What is asked
Present the listing lines as a Markdown table with the columns "No." and "Line," beginning with the line that contains "webcam-overlay [832, 600, 1042, 720]" and running through the end of the listing, both ends included. Number each row and leave out any blank lines.

Dataset items
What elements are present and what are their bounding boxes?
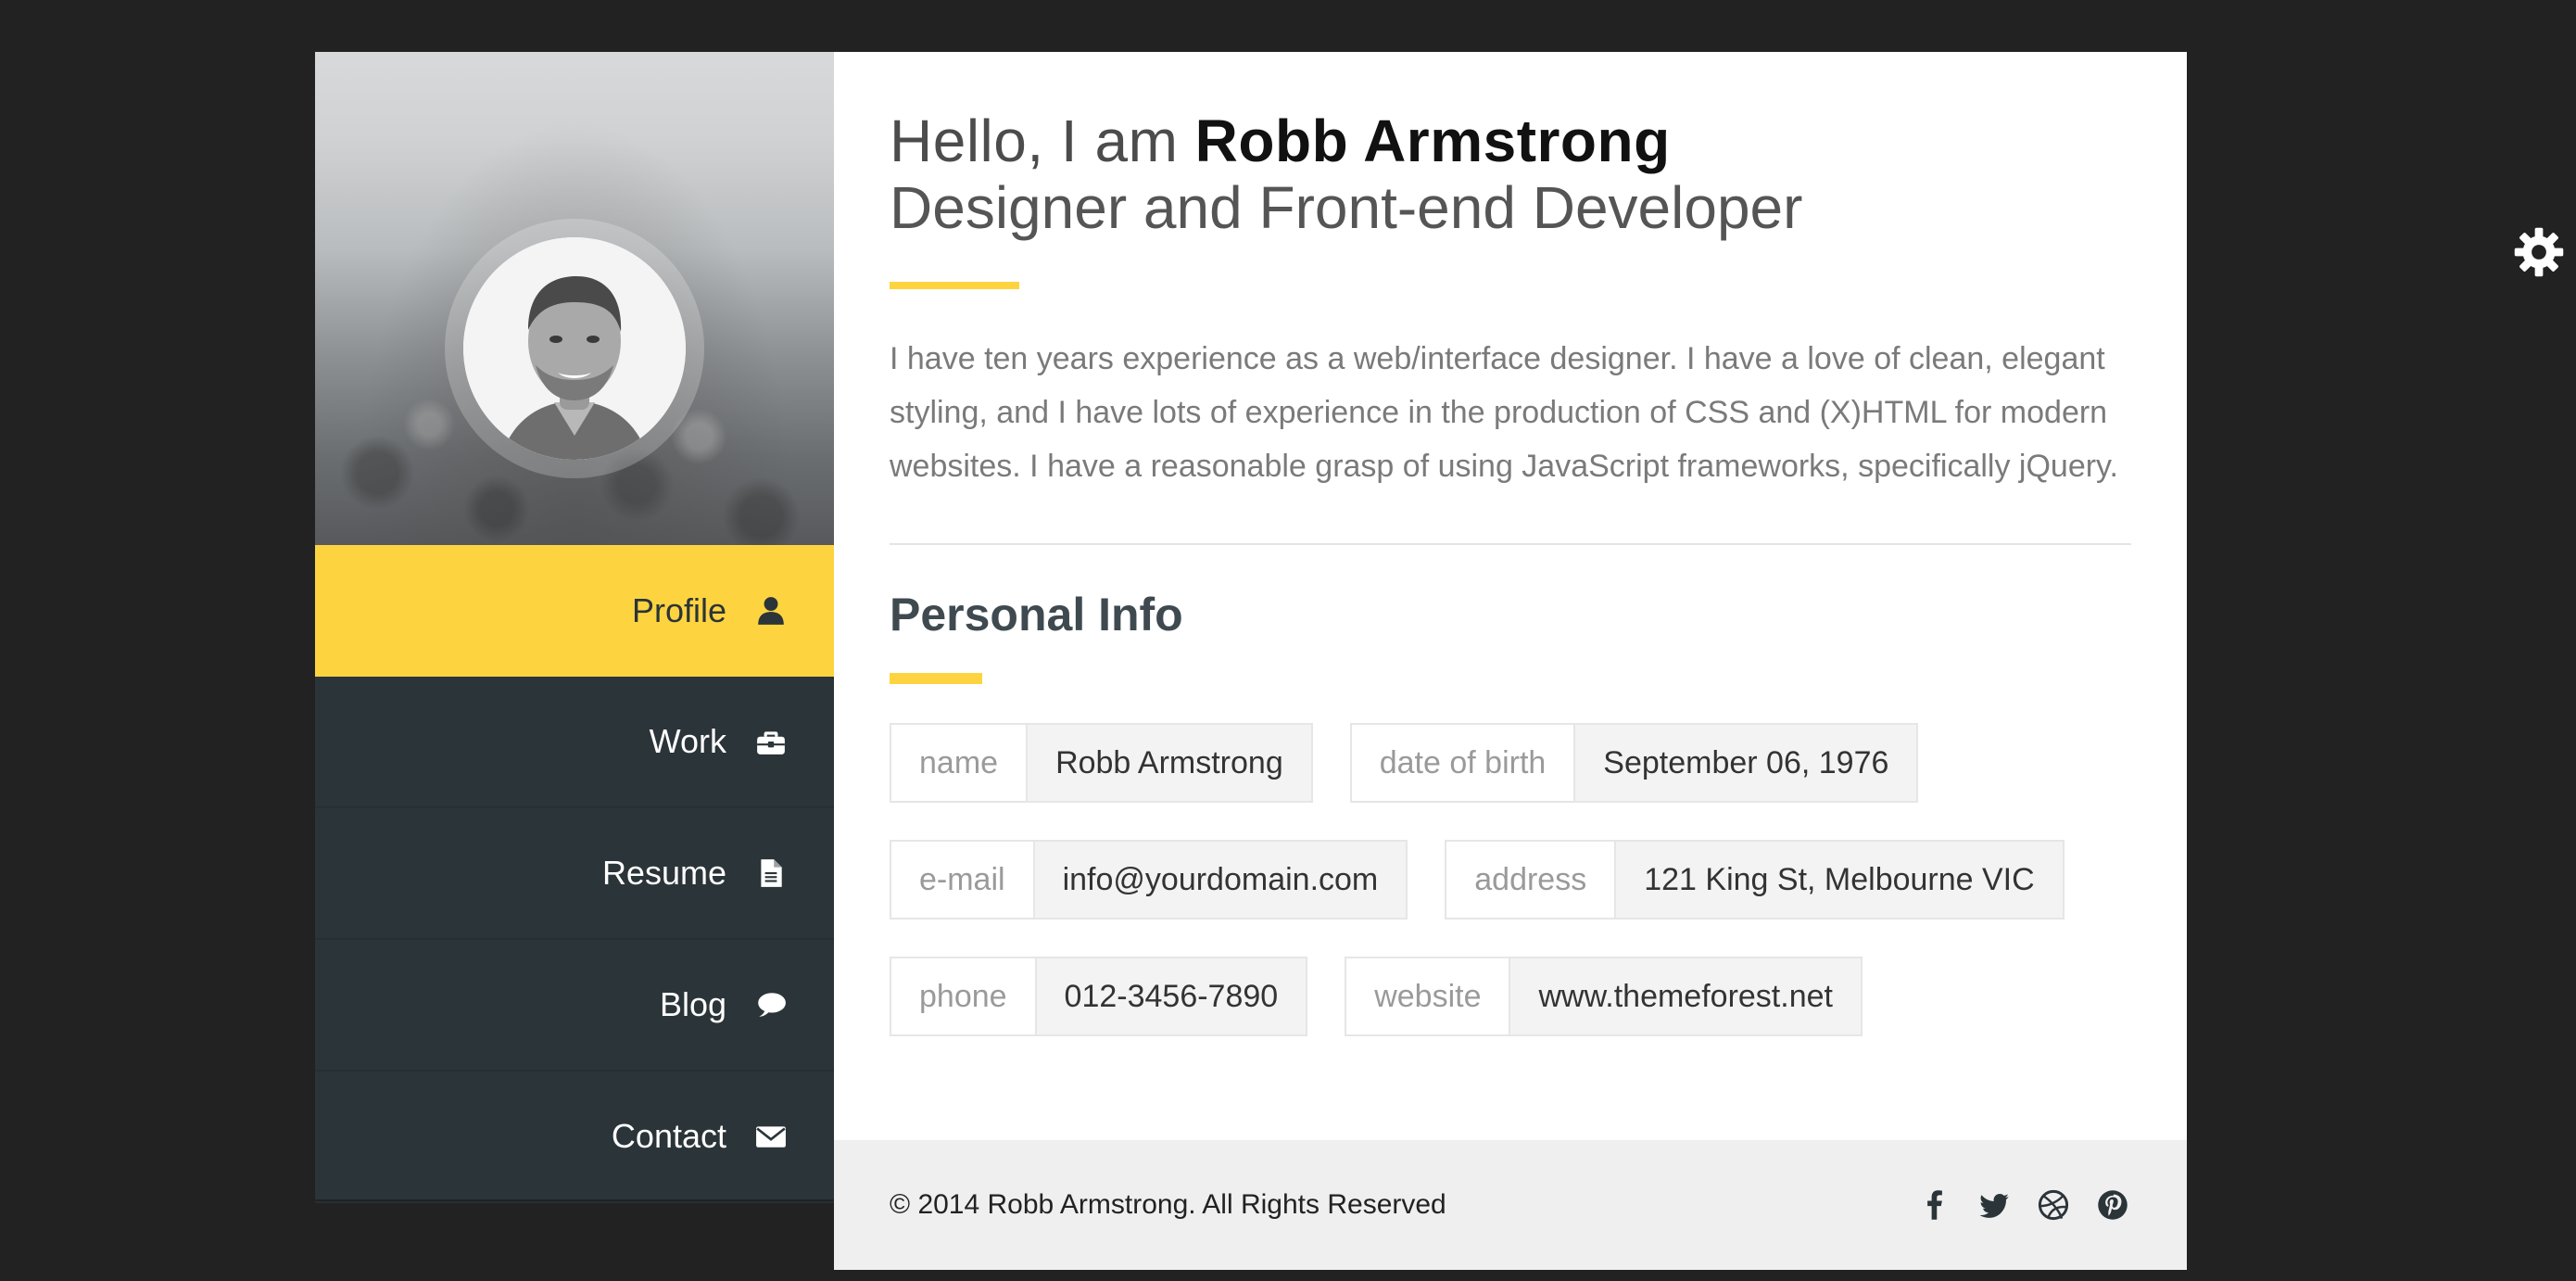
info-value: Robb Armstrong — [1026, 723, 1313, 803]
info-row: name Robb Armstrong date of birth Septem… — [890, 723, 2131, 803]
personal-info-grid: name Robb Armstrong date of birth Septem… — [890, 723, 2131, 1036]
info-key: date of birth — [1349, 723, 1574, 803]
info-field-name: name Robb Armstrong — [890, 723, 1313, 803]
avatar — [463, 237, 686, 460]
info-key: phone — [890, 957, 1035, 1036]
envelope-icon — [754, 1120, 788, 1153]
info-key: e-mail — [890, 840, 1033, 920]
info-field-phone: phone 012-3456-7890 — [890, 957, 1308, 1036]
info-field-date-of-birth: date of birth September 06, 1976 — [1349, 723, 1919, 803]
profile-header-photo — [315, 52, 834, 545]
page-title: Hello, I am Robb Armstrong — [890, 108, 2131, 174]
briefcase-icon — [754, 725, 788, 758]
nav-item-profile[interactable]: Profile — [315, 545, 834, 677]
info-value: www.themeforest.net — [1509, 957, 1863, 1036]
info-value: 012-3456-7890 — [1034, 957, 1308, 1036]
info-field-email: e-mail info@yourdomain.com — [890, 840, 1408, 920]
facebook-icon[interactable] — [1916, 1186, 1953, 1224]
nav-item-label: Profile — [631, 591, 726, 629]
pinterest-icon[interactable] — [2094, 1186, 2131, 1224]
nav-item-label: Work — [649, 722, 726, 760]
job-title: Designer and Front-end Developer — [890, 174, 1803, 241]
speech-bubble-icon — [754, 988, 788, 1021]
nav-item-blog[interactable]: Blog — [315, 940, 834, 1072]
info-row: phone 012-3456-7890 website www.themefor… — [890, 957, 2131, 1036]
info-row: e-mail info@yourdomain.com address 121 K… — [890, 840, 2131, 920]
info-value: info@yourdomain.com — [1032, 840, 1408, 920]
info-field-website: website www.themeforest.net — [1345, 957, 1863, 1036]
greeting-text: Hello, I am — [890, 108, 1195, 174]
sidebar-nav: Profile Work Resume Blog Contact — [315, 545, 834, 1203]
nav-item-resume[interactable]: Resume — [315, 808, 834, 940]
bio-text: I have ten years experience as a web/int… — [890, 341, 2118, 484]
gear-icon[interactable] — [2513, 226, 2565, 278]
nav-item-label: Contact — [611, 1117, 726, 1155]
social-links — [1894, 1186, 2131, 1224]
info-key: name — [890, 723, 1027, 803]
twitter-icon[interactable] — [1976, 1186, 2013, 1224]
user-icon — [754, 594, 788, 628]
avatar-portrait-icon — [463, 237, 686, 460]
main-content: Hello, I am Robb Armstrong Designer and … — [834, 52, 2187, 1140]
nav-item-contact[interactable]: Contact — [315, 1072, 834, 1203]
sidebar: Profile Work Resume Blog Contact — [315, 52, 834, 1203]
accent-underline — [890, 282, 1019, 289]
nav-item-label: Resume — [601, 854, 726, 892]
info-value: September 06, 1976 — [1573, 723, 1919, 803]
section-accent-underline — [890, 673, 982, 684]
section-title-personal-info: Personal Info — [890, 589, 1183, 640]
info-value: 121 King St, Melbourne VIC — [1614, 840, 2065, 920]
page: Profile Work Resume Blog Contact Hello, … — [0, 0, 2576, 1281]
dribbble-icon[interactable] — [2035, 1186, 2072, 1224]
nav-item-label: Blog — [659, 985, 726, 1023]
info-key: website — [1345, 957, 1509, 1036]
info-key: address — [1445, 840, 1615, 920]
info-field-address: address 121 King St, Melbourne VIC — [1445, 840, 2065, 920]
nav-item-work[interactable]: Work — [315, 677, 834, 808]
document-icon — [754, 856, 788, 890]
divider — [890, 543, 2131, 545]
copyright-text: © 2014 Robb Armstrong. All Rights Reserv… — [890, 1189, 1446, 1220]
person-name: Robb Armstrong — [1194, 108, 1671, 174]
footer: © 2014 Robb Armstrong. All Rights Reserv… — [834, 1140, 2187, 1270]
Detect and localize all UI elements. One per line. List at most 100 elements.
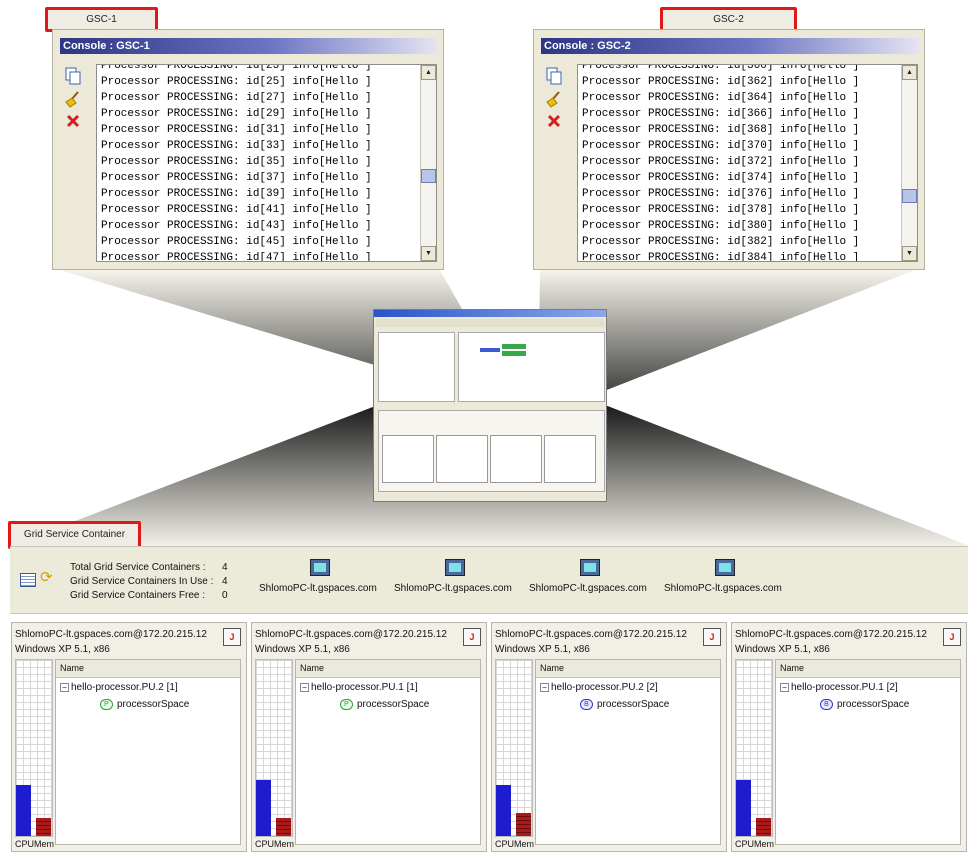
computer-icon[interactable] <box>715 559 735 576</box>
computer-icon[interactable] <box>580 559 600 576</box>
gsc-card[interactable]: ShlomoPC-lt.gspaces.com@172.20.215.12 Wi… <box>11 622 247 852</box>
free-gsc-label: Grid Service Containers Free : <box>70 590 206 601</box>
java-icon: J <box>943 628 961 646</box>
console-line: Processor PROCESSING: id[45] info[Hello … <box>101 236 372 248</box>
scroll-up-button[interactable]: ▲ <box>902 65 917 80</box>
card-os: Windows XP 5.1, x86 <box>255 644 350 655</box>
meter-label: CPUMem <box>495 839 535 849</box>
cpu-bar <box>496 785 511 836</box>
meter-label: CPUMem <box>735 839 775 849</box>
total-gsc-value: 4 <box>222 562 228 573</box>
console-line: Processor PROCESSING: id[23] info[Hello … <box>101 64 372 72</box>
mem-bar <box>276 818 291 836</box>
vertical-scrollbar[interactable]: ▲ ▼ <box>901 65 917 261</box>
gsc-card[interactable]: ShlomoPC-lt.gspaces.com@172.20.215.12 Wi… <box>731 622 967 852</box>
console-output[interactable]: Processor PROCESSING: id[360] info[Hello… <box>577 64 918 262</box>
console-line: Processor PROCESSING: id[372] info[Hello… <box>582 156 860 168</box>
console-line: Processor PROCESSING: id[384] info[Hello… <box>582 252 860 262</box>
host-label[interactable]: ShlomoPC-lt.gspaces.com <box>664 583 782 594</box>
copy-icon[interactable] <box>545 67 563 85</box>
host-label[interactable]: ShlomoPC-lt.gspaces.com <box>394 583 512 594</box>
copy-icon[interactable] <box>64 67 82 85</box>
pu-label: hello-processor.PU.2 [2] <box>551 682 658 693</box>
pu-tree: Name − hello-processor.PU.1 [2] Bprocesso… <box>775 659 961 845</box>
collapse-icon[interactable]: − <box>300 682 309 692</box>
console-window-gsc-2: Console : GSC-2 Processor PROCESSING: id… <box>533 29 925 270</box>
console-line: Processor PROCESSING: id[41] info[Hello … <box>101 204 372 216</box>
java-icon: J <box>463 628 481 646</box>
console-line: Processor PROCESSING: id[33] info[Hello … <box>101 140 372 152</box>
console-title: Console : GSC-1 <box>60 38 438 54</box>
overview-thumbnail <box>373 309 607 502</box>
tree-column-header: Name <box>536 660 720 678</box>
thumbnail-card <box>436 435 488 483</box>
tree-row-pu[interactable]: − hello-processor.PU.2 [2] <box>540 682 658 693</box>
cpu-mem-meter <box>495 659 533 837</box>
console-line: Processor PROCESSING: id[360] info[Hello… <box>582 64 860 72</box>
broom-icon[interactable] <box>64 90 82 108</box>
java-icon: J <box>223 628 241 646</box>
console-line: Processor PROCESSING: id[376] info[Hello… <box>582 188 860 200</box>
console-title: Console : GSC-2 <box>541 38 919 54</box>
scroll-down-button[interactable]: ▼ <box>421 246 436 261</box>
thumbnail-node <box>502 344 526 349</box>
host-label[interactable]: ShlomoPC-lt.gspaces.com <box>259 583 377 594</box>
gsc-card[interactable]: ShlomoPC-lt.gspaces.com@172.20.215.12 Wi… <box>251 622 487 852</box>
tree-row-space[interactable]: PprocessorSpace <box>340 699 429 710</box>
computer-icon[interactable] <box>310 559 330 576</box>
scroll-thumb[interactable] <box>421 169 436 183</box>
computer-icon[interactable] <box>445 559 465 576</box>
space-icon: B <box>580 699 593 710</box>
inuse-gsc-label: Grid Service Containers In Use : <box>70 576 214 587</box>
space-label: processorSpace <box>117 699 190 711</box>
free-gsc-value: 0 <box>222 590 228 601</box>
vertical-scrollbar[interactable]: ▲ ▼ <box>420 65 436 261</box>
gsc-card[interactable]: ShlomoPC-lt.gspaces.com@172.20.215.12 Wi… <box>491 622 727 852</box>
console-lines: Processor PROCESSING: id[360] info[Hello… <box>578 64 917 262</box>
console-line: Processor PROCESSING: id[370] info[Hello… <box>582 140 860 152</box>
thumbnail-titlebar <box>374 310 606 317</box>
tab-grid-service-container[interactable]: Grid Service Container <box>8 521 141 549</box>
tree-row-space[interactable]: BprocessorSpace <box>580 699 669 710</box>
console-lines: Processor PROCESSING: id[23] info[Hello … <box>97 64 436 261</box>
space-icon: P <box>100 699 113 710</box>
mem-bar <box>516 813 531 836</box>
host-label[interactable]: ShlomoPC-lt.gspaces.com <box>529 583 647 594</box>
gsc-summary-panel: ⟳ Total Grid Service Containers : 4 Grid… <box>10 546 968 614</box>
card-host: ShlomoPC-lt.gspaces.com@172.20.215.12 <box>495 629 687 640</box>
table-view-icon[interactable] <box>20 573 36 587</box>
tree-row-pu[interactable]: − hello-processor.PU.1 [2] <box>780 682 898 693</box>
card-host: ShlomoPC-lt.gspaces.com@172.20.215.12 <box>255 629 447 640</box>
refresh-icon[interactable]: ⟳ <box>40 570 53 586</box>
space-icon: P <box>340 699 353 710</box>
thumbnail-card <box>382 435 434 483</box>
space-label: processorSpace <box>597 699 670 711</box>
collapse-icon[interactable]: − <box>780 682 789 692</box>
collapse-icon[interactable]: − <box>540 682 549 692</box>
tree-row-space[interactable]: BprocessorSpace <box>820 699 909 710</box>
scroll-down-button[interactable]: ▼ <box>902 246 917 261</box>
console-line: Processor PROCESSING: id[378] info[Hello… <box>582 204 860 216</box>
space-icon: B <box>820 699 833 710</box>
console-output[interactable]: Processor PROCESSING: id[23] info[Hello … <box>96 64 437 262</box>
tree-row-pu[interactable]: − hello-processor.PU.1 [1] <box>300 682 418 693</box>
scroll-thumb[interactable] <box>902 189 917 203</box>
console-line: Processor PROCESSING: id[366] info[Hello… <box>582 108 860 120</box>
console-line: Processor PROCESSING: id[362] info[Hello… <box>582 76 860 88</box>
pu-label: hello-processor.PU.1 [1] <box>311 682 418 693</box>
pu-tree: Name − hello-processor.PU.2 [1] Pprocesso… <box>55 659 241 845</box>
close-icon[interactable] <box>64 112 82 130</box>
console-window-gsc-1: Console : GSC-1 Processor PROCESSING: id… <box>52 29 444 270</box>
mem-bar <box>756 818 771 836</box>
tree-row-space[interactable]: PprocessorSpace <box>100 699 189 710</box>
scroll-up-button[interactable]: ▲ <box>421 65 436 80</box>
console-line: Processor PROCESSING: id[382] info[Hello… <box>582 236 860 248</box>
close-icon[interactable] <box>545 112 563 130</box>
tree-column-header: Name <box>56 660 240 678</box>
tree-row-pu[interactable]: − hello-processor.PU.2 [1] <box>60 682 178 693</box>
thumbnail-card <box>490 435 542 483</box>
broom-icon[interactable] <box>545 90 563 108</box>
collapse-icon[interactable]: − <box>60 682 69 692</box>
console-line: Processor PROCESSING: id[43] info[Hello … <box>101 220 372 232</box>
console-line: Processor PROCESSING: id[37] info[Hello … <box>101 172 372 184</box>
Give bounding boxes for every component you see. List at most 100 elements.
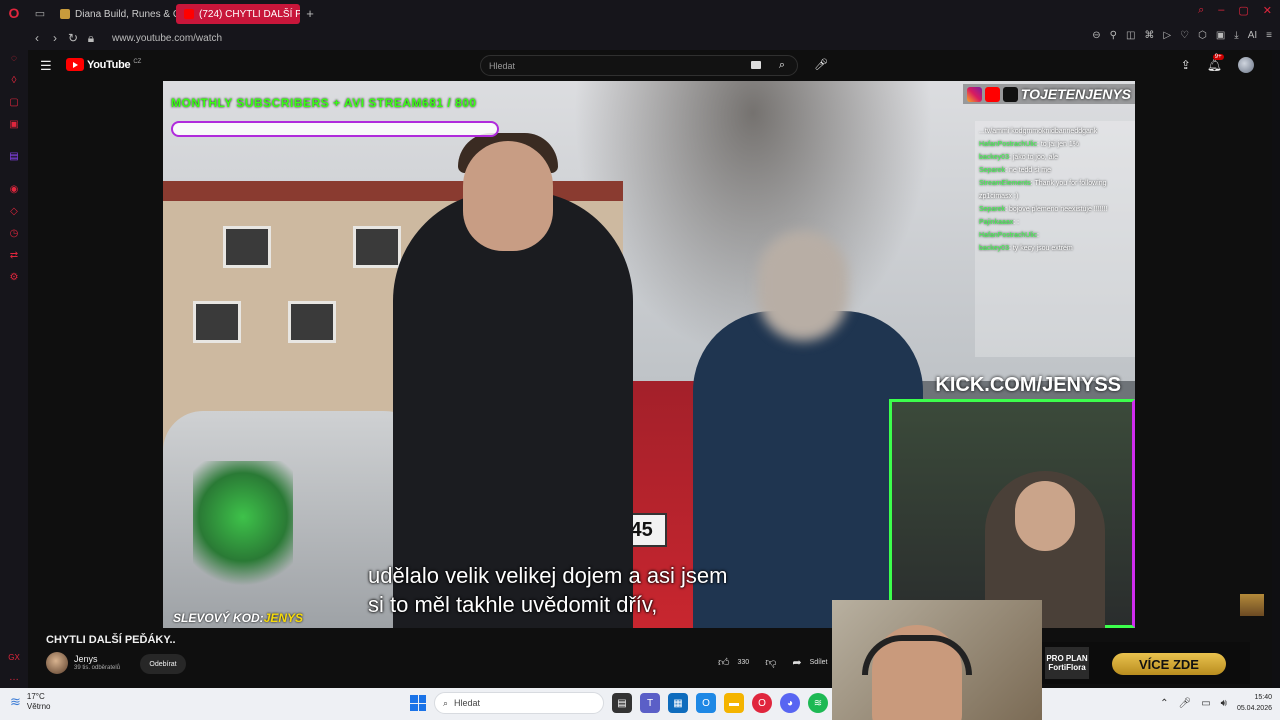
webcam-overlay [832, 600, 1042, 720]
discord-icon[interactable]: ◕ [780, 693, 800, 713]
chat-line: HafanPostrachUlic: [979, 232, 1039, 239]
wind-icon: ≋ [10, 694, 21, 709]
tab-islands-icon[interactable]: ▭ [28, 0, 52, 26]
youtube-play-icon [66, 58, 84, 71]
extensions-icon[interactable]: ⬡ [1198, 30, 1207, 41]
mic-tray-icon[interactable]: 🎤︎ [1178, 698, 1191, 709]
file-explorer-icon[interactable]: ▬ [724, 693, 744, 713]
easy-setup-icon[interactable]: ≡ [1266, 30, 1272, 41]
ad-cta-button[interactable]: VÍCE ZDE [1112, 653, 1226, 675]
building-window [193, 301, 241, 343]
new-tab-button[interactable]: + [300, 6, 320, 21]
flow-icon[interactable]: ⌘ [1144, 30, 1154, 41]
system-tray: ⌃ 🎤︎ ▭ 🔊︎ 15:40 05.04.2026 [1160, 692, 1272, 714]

Answer for this exercise
| No. | Line |
|---|---|
| 1 | webcam-overlay [832, 600, 1042, 720] |
| 2 | discord-icon[interactable]: ◕ [780, 693, 800, 713] |
| 3 | chat-line: HafanPostrachUlic: [979, 232, 1039, 239] |
| 4 | wind-icon: ≋ [10, 694, 21, 709] |
| 5 | tab-islands-icon[interactable]: ▭ [28, 0, 52, 26] |
| 6 | youtube-play-icon [66, 58, 84, 71] |
| 7 | extensions-icon[interactable]: ⬡ [1198, 30, 1207, 41] |
| 8 | mic-tray-icon[interactable]: 🎤︎ [1178, 698, 1191, 709] |
| 9 | file-explorer-icon[interactable]: ▬ [724, 693, 744, 713] |
| 10 | easy-setup-icon[interactable]: ≡ [1266, 30, 1272, 41] |
| 11 | ad-cta-button[interactable]: VÍCE ZDE [1112, 653, 1226, 675] |
| 12 | building-window [193, 301, 241, 343] |
| 13 | new-tab-button[interactable]: + [300, 6, 320, 21] |
| 14 | flow-icon[interactable]: ⌘ [1144, 30, 1154, 41] |
| 15 | system-tray: ⌃ 🎤︎ ▭ 🔊︎ 15:40 05.04.2026 [1160, 692, 1272, 714] |